THE TASK: What you return should match every record exactly, with the images removed.

○ ○ ○ ○ ○

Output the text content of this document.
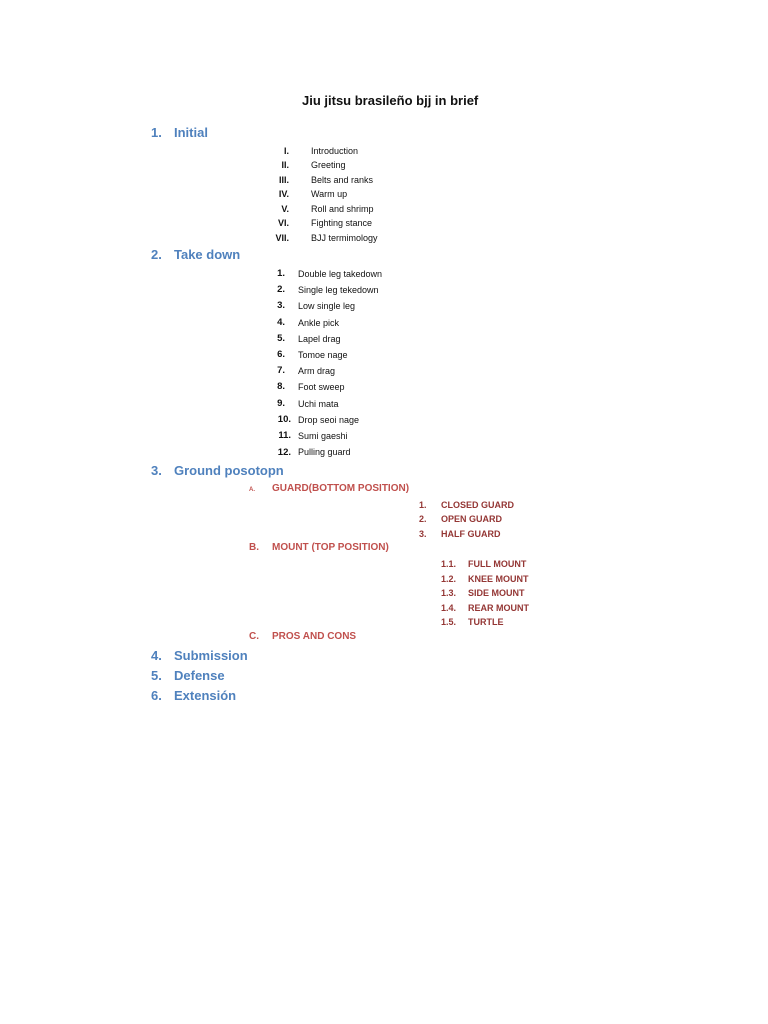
Jiu jitsu brasileño bjj in brief
1. Initial
I. Introduction
II. Greeting
III. Belts and ranks
IV. Warm up
V. Roll and shrimp
VI. Fighting stance
VII. BJJ termimology
2. Take down
1. Double leg takedown
2. Single leg tekedown
3. Low single leg
4. Ankle pick
5. Lapel drag
6. Tomoe nage
7. Arm drag
8. Foot sweep
9. Uchi mata
10. Drop seoi nage
11. Sumi gaeshi
12. Pulling guard
3. Ground posotopn
A. GUARD(BOTTOM POSITION)
1. CLOSED GUARD
2. OPEN GUARD
3. HALF GUARD
B. MOUNT (TOP POSITION)
1.1. FULL MOUNT
1.2. KNEE MOUNT
1.3. SIDE MOUNT
1.4. REAR MOUNT
1.5. TURTLE
C. PROS AND CONS
4. Submission
5. Defense
6. Extensión
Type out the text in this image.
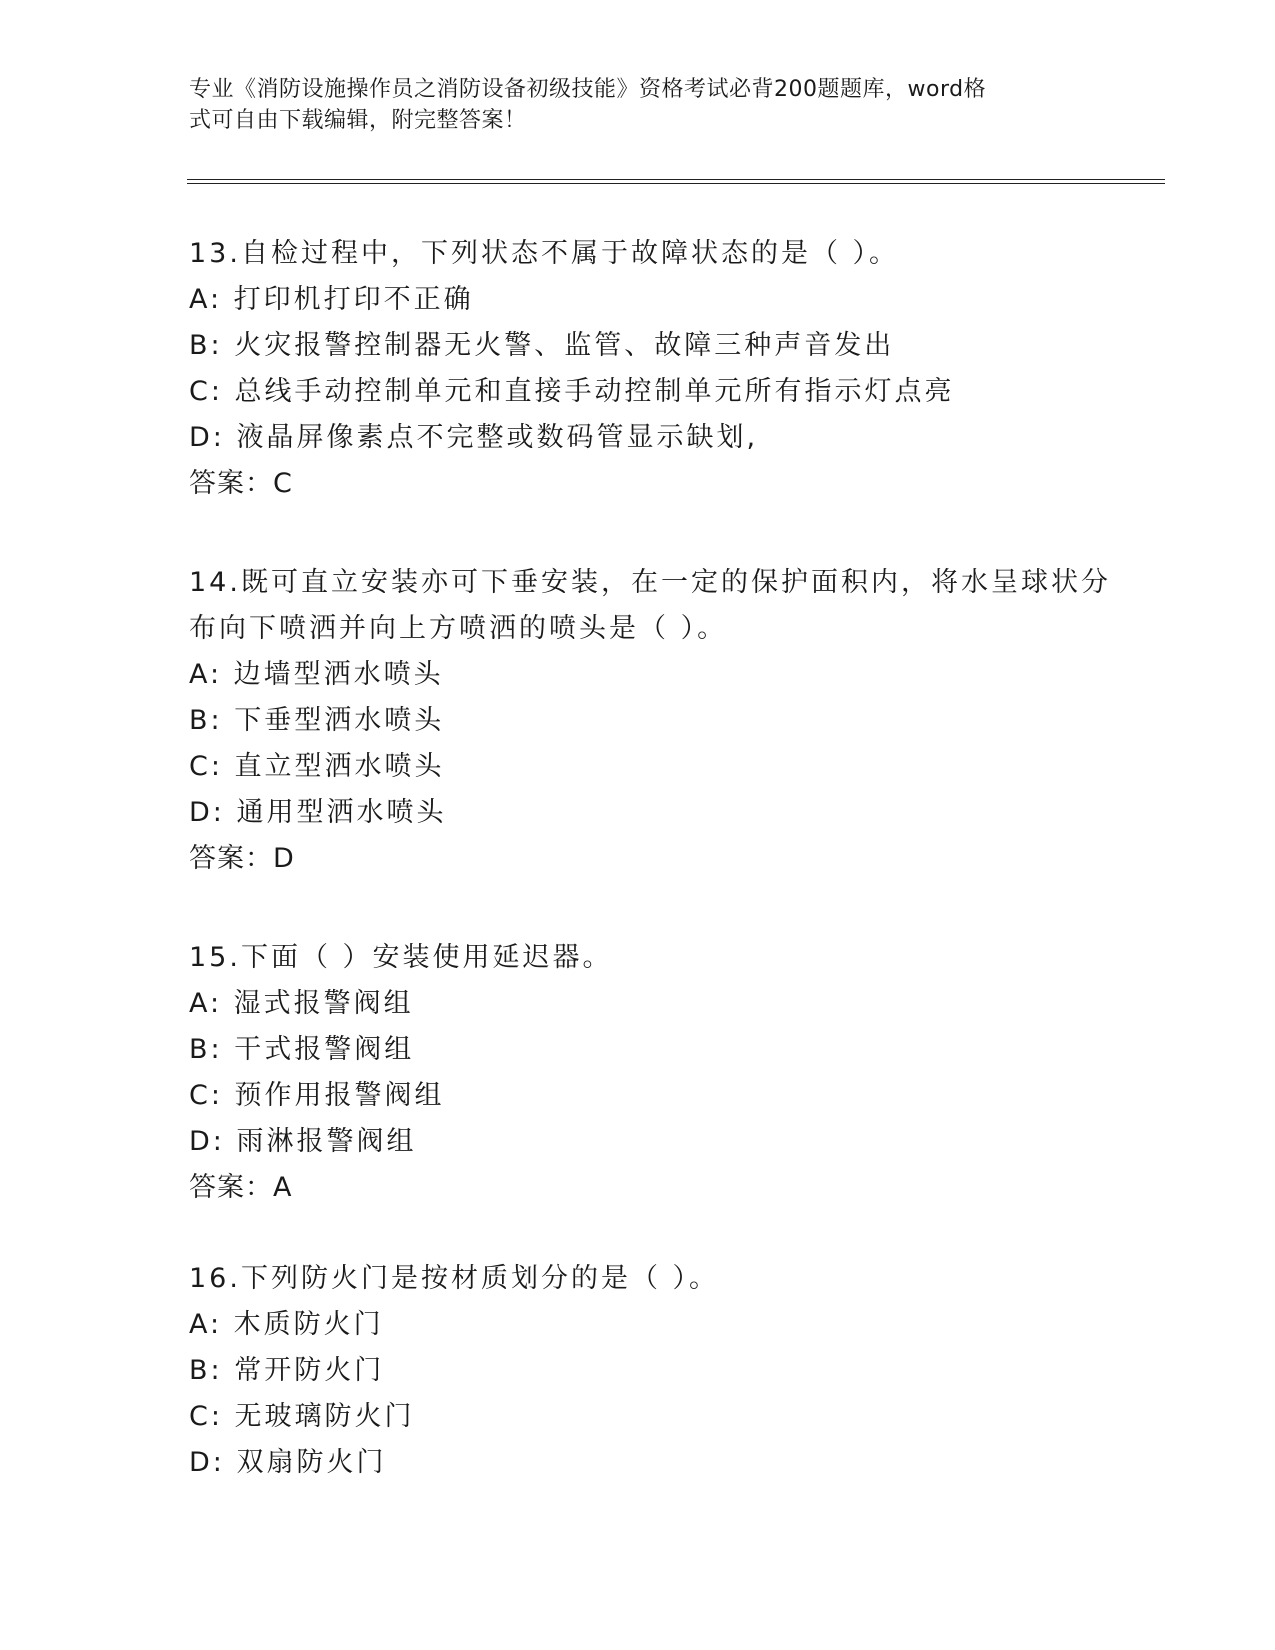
专业《消防设施操作员之消防设备初级技能》资格考试必背200题题库，word格
式可自由下载编辑，附完整答案！
13.自检过程中，下列状态不属于故障状态的是（ ）。
A: 打印机打印不正确
B: 火灾报警控制器无火警、监管、故障三种声音发出
C: 总线手动控制单元和直接手动控制单元所有指示灯点亮
D: 液晶屏像素点不完整或数码管显示缺划,
答案：C
14.既可直立安装亦可下垂安装，在一定的保护面积内，将水呈球状分
布向下喷洒并向上方喷洒的喷头是（ ）。
A: 边墙型洒水喷头
B: 下垂型洒水喷头
C: 直立型洒水喷头
D: 通用型洒水喷头
答案：D
15.下面（ ）安装使用延迟器。
A: 湿式报警阀组
B: 干式报警阀组
C: 预作用报警阀组
D: 雨淋报警阀组
答案：A
16.下列防火门是按材质划分的是（ ）。
A: 木质防火门
B: 常开防火门
C: 无玻璃防火门
D: 双扇防火门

○ ○ ○ ○ ○

RESPONSE:
Output the text content of this document.
Jiu jitsu brasileño bjj in brief
1. Initial
I. Introduction
II. Greeting
III. Belts and ranks
IV. Warm up
V. Roll and shrimp
VI. Fighting stance
VII. BJJ termimology
2. Take down
1. Double leg takedown
2. Single leg tekedown
3. Low single leg
4. Ankle pick
5. Lapel drag
6. Tomoe nage
7. Arm drag
8. Foot sweep
9. Uchi mata
10. Drop seoi nage
11. Sumi gaeshi
12. Pulling guard
3. Ground posotopn
A. GUARD(BOTTOM POSITION)
1. CLOSED GUARD
2. OPEN GUARD
3. HALF GUARD
B. MOUNT (TOP POSITION)
1.1. FULL MOUNT
1.2. KNEE MOUNT
1.3. SIDE MOUNT
1.4. REAR MOUNT
1.5. TURTLE
C. PROS AND CONS
4. Submission
5. Defense
6. Extensión
Type out the text in this image.
专业《消防设施操作员之消防设备初级技能》资格考试必背200题题库，word格
式可自由下载编辑，附完整答案！
13.自检过程中，下列状态不属于故障状态的是（ ）。
A: 打印机打印不正确
B: 火灾报警控制器无火警、监管、故障三种声音发出
C: 总线手动控制单元和直接手动控制单元所有指示灯点亮
D: 液晶屏像素点不完整或数码管显示缺划,
答案：C
14.既可直立安装亦可下垂安装，在一定的保护面积内，将水呈球状分
布向下喷洒并向上方喷洒的喷头是（ ）。
A: 边墙型洒水喷头
B: 下垂型洒水喷头
C: 直立型洒水喷头
D: 通用型洒水喷头
答案：D
15.下面（ ）安装使用延迟器。
A: 湿式报警阀组
B: 干式报警阀组
C: 预作用报警阀组
D: 雨淋报警阀组
答案：A
16.下列防火门是按材质划分的是（ ）。
A: 木质防火门
B: 常开防火门
C: 无玻璃防火门
D: 双扇防火门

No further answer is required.